Broadcast tonight in the UK on BBC1, will be the latest episode of Doctor Who, in which the time traveller with the medical title meets again with the ‘Weeping Angels‘, creatures with the appearance of statues but who can move in the blink of an eye. Timely, given a less frightening example of a moving statue (or really, a statue whose position has changed) has caught our attention in recent weeks.
Here’s the statue in question: it’s of Edward Jenner (1749-1823), the pioneering vaccinationist. This photograph was taken between the wars in Kensington Gardens in London and in 2010 it’s where you’ll still find the statue.
However, when it was erected by its sculptor William Calder Marshall in 1858, the statue stood a couple of miles or so east in Trafalgar Square. And as discussed in a recent edition of the British Medical Journal, a campaign has begun to return the statue to the Square.
A detailed account of the movement of Jenner’s statue, is given in an article written by John Empson for the Journal of the Royal Society of Medicine in 1996 (and now freely available through PubMedcentral). The article illustrates where in Trafalgar Square the statue stood, and that Prince Albert (a keen supporter of vaccination) presided over the inauguration of the statute on the site in 1858. It also states how opinion soon turned against Jenner’s statue and how this medical figure appeared not to be in keeping with the militaristic nature of the Square’s other statues.

■ Material shown

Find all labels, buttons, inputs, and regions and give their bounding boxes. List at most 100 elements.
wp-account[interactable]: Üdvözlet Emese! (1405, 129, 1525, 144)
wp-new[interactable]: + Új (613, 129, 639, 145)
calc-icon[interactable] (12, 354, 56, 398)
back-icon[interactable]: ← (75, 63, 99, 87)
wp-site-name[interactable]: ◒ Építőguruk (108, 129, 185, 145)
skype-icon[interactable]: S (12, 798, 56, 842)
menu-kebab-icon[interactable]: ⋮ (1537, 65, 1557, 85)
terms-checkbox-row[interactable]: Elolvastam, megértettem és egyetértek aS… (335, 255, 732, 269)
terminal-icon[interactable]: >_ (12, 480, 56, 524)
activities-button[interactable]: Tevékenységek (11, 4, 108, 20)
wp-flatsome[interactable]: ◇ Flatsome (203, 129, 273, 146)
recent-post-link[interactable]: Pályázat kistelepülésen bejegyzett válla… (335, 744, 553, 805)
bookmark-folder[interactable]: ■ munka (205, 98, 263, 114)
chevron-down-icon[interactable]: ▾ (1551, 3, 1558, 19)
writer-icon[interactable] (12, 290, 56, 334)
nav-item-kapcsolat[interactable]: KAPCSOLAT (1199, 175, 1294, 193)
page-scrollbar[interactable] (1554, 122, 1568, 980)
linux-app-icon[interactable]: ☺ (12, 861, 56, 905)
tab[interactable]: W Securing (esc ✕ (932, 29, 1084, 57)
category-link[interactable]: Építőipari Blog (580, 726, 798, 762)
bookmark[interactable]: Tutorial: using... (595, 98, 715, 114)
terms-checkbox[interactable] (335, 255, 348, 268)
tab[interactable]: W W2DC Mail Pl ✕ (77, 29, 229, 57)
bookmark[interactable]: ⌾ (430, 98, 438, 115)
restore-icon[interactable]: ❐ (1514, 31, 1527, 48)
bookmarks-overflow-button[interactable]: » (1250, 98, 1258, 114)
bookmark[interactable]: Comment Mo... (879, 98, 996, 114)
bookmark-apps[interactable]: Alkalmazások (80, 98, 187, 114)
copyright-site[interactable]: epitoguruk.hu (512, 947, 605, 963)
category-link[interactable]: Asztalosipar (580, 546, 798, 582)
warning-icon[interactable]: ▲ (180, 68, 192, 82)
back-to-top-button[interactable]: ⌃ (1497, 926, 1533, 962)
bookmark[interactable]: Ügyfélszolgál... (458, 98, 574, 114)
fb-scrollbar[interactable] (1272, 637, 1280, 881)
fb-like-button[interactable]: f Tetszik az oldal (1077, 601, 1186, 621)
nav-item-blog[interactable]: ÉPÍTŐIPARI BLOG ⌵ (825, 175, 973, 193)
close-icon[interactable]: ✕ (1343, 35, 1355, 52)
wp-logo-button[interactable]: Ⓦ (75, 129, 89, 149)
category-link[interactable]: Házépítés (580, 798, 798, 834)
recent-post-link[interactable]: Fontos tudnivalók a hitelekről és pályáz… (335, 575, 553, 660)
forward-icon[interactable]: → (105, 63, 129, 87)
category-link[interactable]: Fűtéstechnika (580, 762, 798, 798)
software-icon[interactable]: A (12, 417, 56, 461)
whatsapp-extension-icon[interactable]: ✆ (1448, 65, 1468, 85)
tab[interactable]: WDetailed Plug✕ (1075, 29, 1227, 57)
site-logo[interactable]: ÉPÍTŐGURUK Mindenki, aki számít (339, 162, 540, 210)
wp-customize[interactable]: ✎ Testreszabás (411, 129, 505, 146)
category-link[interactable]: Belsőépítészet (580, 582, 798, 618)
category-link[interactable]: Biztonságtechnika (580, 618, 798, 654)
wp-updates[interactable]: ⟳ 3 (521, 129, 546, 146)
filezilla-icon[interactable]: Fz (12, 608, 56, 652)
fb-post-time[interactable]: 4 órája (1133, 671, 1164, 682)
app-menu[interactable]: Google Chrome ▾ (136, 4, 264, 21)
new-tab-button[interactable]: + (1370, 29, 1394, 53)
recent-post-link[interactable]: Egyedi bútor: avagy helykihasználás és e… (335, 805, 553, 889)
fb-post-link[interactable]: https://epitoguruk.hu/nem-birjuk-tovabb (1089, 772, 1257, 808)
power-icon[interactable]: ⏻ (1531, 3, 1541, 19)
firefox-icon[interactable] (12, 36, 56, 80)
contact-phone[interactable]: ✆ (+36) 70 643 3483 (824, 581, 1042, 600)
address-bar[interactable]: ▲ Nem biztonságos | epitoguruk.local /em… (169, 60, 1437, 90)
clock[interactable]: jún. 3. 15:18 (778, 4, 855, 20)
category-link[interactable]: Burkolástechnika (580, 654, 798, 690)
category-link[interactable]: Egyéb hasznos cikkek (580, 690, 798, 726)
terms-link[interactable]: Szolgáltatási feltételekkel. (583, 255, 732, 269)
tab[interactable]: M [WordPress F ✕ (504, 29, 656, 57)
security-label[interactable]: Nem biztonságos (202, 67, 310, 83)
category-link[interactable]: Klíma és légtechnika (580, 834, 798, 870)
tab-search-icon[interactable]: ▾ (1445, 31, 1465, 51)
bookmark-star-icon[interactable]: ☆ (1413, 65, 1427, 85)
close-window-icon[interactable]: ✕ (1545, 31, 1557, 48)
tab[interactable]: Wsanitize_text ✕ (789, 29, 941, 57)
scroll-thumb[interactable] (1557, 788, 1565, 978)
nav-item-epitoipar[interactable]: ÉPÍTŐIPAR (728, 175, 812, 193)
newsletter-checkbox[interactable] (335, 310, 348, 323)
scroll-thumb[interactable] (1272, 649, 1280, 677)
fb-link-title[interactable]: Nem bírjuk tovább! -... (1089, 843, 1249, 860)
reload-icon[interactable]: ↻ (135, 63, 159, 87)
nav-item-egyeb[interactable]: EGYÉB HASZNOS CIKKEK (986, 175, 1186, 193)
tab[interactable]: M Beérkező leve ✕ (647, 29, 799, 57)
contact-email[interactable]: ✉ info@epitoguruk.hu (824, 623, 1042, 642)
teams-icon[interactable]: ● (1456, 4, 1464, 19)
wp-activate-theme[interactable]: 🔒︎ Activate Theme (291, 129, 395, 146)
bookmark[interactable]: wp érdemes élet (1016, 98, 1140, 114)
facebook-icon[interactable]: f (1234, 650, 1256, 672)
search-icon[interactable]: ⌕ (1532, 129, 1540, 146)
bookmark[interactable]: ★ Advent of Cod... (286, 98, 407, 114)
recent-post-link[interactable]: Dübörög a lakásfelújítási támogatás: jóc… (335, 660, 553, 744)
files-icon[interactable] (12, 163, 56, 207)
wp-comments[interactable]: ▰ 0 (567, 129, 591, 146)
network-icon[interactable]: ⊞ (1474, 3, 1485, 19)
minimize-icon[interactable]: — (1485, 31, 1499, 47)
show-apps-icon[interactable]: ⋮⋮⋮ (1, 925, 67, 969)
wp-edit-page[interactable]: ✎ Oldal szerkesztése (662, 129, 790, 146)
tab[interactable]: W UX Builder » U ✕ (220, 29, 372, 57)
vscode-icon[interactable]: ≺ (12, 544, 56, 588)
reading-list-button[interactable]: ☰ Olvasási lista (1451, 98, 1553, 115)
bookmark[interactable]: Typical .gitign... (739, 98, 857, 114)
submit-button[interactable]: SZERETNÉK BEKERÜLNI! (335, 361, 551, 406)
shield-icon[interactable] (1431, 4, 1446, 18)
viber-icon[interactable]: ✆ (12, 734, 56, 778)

■ Exercise aim
Please write what comes next in the passage about the Edward Jenner statue, starting after its last sentence.

■ Answer box
Perhaps in relation to Prince Albert’s death in 1861, Jenner’s statue – now lacking its most prominent supporter – was moved in 1862 to Kensington Gardens. But as Empson’s article states, Kensington Gardens does have some ties to smallpox: the development of the Gardens arose from William III building Kensington Palace, and it was from smallpox which William’s mother, father and wife all died.
Related to this question of the proper site to memorialise Jenner is an item from the Wellcome Library’s collections, which discusses the matter in verse. Written in the nineteenth century by Edward Jenner’s great nephew Stephen, this poem is illustrated with a sketch of Calder Marshall’s Jenner statue. Should the statue be in Trafalgar Square with military heroes or perhaps:
a farmer’s yard should be thy place
among the milkmaids and the cow herds race
And if not there I’ll fix another site
And send thee off to Cowes the Isle of Wight
After cow-based puns (based upon, of course, Jenner first vaccinating using lymph from a cowpox pustule), we’ll conclude with the poet’s final words on Jenner’s fame:
Then fame where art thou? – where’s thy honour’d boon?